§ **THE REQUEST**
Check each line of the records below for the word "quantiles" and copy those where it appears.

§ **MATERIAL PROVIDED**
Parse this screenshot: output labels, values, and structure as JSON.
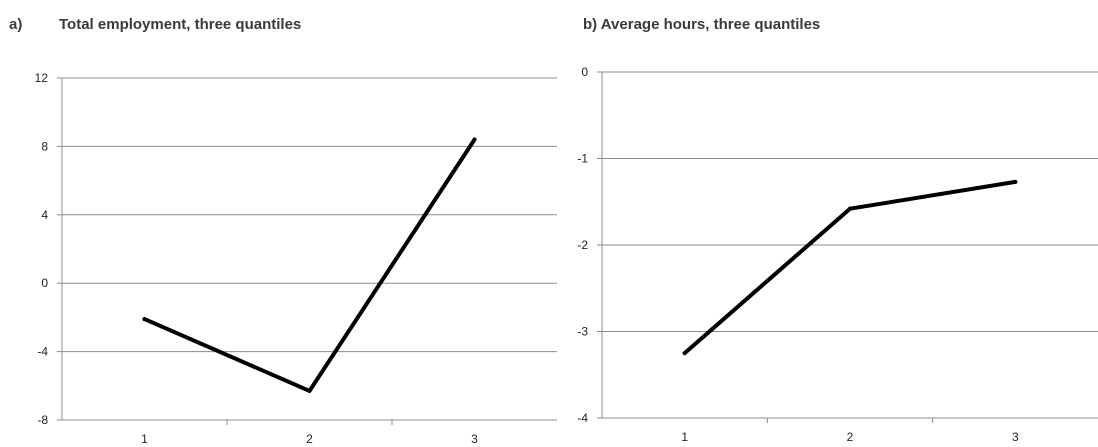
{
  "panels": [
    {
      "label": "a)",
      "title": "Total employment, three quantiles"
    },
    {
      "label": "",
      "title": "b) Average hours, three quantiles"
    }
  ],
  "chart_data": [
    {
      "type": "line",
      "title": "a)     Total employment, three quantiles",
      "categories": [
        "1",
        "2",
        "3"
      ],
      "series": [
        {
          "values": [
            -2.1,
            -6.3,
            8.4
          ],
          "color": "#000000"
        }
      ],
      "ylim": [
        -8,
        12
      ],
      "yticks": [
        12,
        8,
        4,
        0,
        -4,
        -8
      ],
      "grid": true,
      "legend": "none"
    },
    {
      "type": "line",
      "title": "b) Average hours, three quantiles",
      "categories": [
        "1",
        "2",
        "3"
      ],
      "series": [
        {
          "values": [
            -3.25,
            -1.58,
            -1.27
          ],
          "color": "#000000"
        }
      ],
      "ylim": [
        -4,
        0
      ],
      "yticks": [
        0,
        -1,
        -2,
        -3,
        -4
      ],
      "grid": true,
      "legend": "none"
    }
  ]
}
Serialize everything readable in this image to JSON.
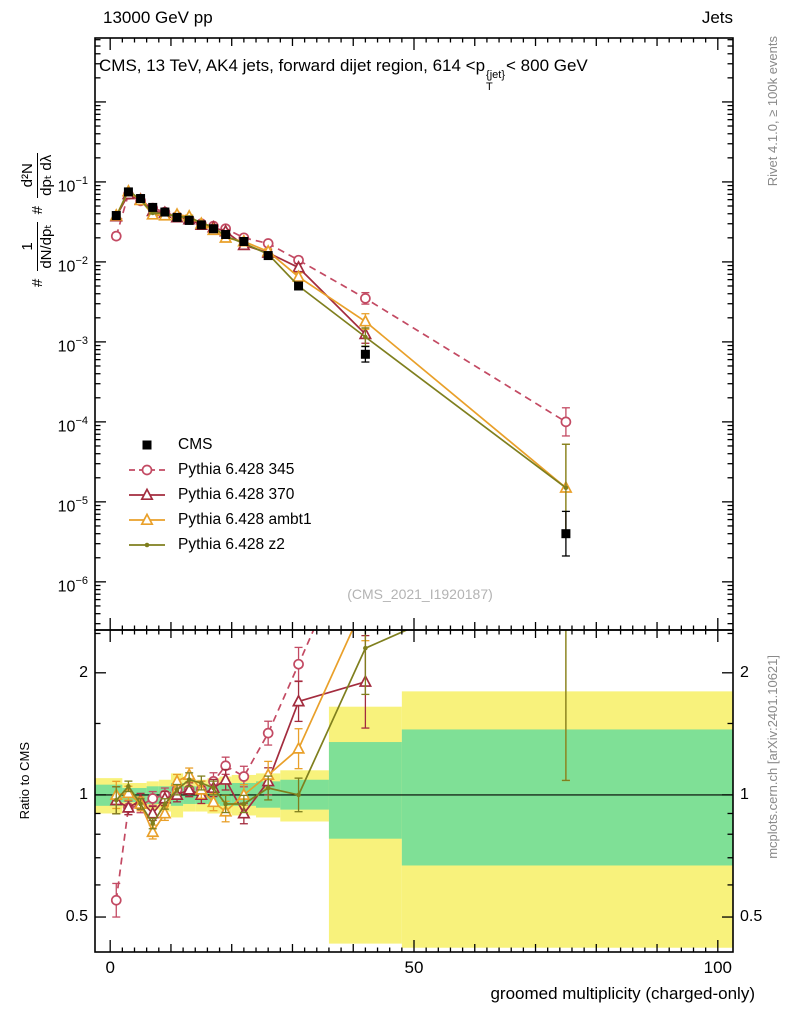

§ **OUTPUT FOR THIS EXERCISE**
      "title": "Total employment, three quantiles"
      "title": "b) Average hours, three quantiles"
      "title": "a)     Total employment, three quantiles",
      "title": "b) Average hours, three quantiles",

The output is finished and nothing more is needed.